Copy every record below, exactly as written.

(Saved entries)
==*==
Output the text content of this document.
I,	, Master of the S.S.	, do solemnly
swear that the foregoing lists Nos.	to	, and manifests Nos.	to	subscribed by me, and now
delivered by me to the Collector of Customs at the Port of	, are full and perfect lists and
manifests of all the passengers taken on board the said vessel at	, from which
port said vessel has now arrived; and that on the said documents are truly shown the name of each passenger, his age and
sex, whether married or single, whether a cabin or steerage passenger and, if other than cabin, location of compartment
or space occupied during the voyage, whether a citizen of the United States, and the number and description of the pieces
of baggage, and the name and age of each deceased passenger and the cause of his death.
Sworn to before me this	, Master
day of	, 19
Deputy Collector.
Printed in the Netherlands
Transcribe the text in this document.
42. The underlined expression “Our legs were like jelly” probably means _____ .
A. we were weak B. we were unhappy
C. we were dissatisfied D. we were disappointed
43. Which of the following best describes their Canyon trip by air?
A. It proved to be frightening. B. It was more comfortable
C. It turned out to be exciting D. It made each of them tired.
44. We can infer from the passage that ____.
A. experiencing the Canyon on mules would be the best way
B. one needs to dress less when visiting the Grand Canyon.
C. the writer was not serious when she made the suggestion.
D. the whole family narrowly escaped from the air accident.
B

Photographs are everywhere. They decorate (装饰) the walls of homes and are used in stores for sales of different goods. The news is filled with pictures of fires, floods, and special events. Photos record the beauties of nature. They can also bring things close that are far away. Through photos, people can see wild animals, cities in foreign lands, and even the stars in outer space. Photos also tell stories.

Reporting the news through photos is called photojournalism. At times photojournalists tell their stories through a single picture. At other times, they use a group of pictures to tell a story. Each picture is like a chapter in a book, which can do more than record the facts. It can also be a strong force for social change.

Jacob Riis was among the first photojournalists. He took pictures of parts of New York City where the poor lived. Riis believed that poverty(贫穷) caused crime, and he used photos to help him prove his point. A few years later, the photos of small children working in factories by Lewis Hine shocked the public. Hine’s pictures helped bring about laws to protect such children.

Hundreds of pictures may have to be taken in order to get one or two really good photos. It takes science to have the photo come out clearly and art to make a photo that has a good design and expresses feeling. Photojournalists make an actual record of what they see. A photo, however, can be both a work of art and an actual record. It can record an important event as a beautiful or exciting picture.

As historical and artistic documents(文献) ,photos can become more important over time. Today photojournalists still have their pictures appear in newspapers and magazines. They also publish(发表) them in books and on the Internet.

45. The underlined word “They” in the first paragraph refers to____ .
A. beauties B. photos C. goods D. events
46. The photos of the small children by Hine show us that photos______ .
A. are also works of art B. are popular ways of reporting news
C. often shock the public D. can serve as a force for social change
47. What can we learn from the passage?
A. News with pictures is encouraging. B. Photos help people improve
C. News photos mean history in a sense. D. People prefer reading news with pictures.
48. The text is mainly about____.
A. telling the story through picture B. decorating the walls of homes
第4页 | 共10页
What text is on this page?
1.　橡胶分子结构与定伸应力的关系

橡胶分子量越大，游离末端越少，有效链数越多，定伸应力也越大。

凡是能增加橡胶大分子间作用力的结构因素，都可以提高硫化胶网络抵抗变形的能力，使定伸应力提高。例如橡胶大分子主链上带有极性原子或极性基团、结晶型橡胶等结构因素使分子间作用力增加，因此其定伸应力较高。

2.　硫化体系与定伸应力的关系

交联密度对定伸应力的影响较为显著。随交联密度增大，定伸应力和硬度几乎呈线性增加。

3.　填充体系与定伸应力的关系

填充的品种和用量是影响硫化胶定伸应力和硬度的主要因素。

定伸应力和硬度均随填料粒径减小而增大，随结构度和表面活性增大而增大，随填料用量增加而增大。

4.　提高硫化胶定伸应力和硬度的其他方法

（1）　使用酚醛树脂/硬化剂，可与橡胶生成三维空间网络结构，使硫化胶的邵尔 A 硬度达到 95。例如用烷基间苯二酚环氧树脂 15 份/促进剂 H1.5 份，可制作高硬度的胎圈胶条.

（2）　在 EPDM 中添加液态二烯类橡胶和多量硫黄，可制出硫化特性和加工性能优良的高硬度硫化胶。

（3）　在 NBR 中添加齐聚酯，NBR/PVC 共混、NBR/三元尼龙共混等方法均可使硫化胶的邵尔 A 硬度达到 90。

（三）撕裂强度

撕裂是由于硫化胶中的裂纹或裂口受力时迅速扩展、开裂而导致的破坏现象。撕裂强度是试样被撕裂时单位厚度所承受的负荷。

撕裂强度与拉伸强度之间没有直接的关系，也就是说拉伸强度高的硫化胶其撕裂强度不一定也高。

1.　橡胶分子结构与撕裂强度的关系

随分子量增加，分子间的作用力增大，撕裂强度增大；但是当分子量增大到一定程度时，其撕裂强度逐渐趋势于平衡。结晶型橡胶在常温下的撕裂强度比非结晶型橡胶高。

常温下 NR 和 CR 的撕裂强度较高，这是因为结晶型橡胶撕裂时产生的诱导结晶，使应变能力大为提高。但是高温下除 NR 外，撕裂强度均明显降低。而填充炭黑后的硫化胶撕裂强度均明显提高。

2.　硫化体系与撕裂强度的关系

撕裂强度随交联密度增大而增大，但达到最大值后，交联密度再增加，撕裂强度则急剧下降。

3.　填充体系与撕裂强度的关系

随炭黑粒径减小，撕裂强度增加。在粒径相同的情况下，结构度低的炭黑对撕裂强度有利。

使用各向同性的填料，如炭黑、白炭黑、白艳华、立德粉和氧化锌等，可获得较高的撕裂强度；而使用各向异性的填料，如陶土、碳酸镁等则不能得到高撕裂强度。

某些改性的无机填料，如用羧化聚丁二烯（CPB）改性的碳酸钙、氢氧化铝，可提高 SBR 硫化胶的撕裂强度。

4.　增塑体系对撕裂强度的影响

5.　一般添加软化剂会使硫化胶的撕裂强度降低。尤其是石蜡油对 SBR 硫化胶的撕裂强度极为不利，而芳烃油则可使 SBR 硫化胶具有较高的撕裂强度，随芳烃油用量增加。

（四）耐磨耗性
==*==
▸ **OUTPUT**
Output the text content of this document.
I,	, Master of the S.S.	, do solemnly
swear that the foregoing lists Nos.	to	, and manifests Nos.	to	subscribed by me, and now
delivered by me to the Collector of Customs at the Port of	, are full and perfect lists and
manifests of all the passengers taken on board the said vessel at	, from which
port said vessel has now arrived; and that on the said documents are truly shown the name of each passenger, his age and
sex, whether married or single, whether a cabin or steerage passenger and, if other than cabin, location of compartment
or space occupied during the voyage, whether a citizen of the United States, and the number and description of the pieces
of baggage, and the name and age of each deceased passenger and the cause of his death.
Sworn to before me this	, Master
day of	, 19
Deputy Collector.
Printed in the Netherlands
Transcribe the text in this document.
42. The underlined expression “Our legs were like jelly” probably means _____ .
A. we were weak B. we were unhappy
C. we were dissatisfied D. we were disappointed
43. Which of the following best describes their Canyon trip by air?
A. It proved to be frightening. B. It was more comfortable
C. It turned out to be exciting D. It made each of them tired.
44. We can infer from the passage that ____.
A. experiencing the Canyon on mules would be the best way
B. one needs to dress less when visiting the Grand Canyon.
C. the writer was not serious when she made the suggestion.
D. the whole family narrowly escaped from the air accident.
B

Photographs are everywhere. They decorate (装饰) the walls of homes and are used in stores for sales of different goods. The news is filled with pictures of fires, floods, and special events. Photos record the beauties of nature. They can also bring things close that are far away. Through photos, people can see wild animals, cities in foreign lands, and even the stars in outer space. Photos also tell stories.

Reporting the news through photos is called photojournalism. At times photojournalists tell their stories through a single picture. At other times, they use a group of pictures to tell a story. Each picture is like a chapter in a book, which can do more than record the facts. It can also be a strong force for social change.

Jacob Riis was among the first photojournalists. He took pictures of parts of New York City where the poor lived. Riis believed that poverty(贫穷) caused crime, and he used photos to help him prove his point. A few years later, the photos of small children working in factories by Lewis Hine shocked the public. Hine’s pictures helped bring about laws to protect such children.

Hundreds of pictures may have to be taken in order to get one or two really good photos. It takes science to have the photo come out clearly and art to make a photo that has a good design and expresses feeling. Photojournalists make an actual record of what they see. A photo, however, can be both a work of art and an actual record. It can record an important event as a beautiful or exciting picture.

As historical and artistic documents(文献) ,photos can become more important over time. Today photojournalists still have their pictures appear in newspapers and magazines. They also publish(发表) them in books and on the Internet.

45. The underlined word “They” in the first paragraph refers to____ .
A. beauties B. photos C. goods D. events
46. The photos of the small children by Hine show us that photos______ .
A. are also works of art B. are popular ways of reporting news
C. often shock the public D. can serve as a force for social change
47. What can we learn from the passage?
A. News with pictures is encouraging. B. Photos help people improve
C. News photos mean history in a sense. D. People prefer reading news with pictures.
48. The text is mainly about____.
A. telling the story through picture B. decorating the walls of homes
第4页 | 共10页
What text is on this page?
1.　橡胶分子结构与定伸应力的关系

橡胶分子量越大，游离末端越少，有效链数越多，定伸应力也越大。

凡是能增加橡胶大分子间作用力的结构因素，都可以提高硫化胶网络抵抗变形的能力，使定伸应力提高。例如橡胶大分子主链上带有极性原子或极性基团、结晶型橡胶等结构因素使分子间作用力增加，因此其定伸应力较高。

2.　硫化体系与定伸应力的关系

交联密度对定伸应力的影响较为显著。随交联密度增大，定伸应力和硬度几乎呈线性增加。

3.　填充体系与定伸应力的关系

填充的品种和用量是影响硫化胶定伸应力和硬度的主要因素。

定伸应力和硬度均随填料粒径减小而增大，随结构度和表面活性增大而增大，随填料用量增加而增大。

4.　提高硫化胶定伸应力和硬度的其他方法

（1）　使用酚醛树脂/硬化剂，可与橡胶生成三维空间网络结构，使硫化胶的邵尔 A 硬度达到 95。例如用烷基间苯二酚环氧树脂 15 份/促进剂 H1.5 份，可制作高硬度的胎圈胶条.

（2）　在 EPDM 中添加液态二烯类橡胶和多量硫黄，可制出硫化特性和加工性能优良的高硬度硫化胶。

（3）　在 NBR 中添加齐聚酯，NBR/PVC 共混、NBR/三元尼龙共混等方法均可使硫化胶的邵尔 A 硬度达到 90。

（三）撕裂强度

撕裂是由于硫化胶中的裂纹或裂口受力时迅速扩展、开裂而导致的破坏现象。撕裂强度是试样被撕裂时单位厚度所承受的负荷。

撕裂强度与拉伸强度之间没有直接的关系，也就是说拉伸强度高的硫化胶其撕裂强度不一定也高。

1.　橡胶分子结构与撕裂强度的关系

随分子量增加，分子间的作用力增大，撕裂强度增大；但是当分子量增大到一定程度时，其撕裂强度逐渐趋势于平衡。结晶型橡胶在常温下的撕裂强度比非结晶型橡胶高。

常温下 NR 和 CR 的撕裂强度较高，这是因为结晶型橡胶撕裂时产生的诱导结晶，使应变能力大为提高。但是高温下除 NR 外，撕裂强度均明显降低。而填充炭黑后的硫化胶撕裂强度均明显提高。

2.　硫化体系与撕裂强度的关系

撕裂强度随交联密度增大而增大，但达到最大值后，交联密度再增加，撕裂强度则急剧下降。

3.　填充体系与撕裂强度的关系

随炭黑粒径减小，撕裂强度增加。在粒径相同的情况下，结构度低的炭黑对撕裂强度有利。

使用各向同性的填料，如炭黑、白炭黑、白艳华、立德粉和氧化锌等，可获得较高的撕裂强度；而使用各向异性的填料，如陶土、碳酸镁等则不能得到高撕裂强度。

某些改性的无机填料，如用羧化聚丁二烯（CPB）改性的碳酸钙、氢氧化铝，可提高 SBR 硫化胶的撕裂强度。

4.　增塑体系对撕裂强度的影响

5.　一般添加软化剂会使硫化胶的撕裂强度降低。尤其是石蜡油对 SBR 硫化胶的撕裂强度极为不利，而芳烃油则可使 SBR 硫化胶具有较高的撕裂强度，随芳烃油用量增加。

（四）耐磨耗性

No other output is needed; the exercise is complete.